■ SET EXERCISE: Check each line of the listing below for the string "this", and copy the ones that have it.

--- BEGIN SOURCE DATA ---

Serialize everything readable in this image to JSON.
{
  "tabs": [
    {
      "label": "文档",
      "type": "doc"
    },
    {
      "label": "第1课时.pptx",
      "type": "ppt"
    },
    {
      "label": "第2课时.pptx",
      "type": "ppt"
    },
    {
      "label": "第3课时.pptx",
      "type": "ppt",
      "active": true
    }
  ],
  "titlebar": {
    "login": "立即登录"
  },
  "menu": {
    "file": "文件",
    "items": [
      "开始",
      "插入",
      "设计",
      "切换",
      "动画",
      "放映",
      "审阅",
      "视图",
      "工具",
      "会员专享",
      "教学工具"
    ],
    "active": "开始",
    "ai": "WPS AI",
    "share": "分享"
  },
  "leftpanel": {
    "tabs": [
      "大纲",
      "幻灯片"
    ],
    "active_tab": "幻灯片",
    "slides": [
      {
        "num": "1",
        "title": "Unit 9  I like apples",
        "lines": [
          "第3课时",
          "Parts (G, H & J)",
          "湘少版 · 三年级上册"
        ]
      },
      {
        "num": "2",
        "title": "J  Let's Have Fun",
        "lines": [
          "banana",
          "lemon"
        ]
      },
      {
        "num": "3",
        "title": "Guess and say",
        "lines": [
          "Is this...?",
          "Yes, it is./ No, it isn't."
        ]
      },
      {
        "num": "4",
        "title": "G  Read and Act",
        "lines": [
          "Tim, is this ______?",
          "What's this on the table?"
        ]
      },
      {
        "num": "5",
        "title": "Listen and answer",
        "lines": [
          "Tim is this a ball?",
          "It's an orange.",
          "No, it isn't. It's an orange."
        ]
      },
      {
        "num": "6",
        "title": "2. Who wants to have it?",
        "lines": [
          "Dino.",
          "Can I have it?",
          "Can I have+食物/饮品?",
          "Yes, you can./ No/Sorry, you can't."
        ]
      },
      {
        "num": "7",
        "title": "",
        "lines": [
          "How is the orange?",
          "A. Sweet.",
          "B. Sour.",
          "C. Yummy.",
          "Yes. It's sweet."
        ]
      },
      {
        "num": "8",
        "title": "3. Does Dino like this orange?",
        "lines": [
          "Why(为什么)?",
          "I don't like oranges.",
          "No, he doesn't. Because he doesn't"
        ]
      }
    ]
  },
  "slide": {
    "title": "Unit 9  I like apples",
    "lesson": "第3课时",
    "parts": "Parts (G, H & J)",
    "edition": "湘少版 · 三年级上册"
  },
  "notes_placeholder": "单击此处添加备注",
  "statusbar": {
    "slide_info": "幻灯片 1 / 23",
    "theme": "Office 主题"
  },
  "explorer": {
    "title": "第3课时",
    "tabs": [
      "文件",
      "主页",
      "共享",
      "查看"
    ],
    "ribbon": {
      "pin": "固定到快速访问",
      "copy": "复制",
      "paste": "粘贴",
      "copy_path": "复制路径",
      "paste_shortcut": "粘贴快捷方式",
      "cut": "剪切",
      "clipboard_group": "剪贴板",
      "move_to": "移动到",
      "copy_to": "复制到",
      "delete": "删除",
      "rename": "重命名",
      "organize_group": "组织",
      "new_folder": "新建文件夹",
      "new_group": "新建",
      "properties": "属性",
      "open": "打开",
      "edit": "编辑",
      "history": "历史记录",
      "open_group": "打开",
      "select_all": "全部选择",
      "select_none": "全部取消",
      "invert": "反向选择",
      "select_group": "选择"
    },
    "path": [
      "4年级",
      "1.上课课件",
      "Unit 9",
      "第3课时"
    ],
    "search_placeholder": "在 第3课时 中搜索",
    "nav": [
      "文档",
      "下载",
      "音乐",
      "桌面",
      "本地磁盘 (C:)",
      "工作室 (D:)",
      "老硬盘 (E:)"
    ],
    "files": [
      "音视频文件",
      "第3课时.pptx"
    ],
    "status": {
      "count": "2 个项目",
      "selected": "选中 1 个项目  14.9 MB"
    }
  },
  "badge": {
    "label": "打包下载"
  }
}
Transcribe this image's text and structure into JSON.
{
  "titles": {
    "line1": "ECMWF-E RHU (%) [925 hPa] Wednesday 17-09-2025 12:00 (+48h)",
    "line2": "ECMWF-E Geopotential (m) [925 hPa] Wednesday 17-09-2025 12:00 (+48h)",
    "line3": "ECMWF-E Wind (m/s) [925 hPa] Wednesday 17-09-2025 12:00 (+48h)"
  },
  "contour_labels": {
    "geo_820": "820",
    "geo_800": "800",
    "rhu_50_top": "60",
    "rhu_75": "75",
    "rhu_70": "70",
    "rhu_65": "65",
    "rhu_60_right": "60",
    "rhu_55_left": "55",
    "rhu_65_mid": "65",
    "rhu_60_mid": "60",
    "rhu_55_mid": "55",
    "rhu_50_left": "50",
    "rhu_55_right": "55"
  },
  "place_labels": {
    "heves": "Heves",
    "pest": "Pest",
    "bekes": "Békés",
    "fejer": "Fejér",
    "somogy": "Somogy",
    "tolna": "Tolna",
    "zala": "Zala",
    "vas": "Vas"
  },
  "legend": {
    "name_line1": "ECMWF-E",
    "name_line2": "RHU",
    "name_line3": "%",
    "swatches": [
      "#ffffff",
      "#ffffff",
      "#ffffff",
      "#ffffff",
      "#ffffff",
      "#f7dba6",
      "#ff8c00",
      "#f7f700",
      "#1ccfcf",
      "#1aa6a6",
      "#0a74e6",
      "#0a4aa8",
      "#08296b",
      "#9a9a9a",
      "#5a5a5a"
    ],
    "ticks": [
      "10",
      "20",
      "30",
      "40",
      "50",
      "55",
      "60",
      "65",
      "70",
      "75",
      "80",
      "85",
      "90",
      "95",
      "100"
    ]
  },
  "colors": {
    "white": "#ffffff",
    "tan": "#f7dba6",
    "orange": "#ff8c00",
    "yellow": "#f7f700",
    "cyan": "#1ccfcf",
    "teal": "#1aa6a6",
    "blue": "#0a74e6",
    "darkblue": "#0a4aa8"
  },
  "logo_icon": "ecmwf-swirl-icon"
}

--- END SOURCE DATA ---

■ THE REPLY:
Serialize everything readable in this image to JSON.
          "Is this...?",
          "Tim, is this ______?",
          "What's this on the table?"
          "Tim is this a ball?",
        "title": "3. Does Dino like this orange?",
Transcribe this image's text and structure into JSON.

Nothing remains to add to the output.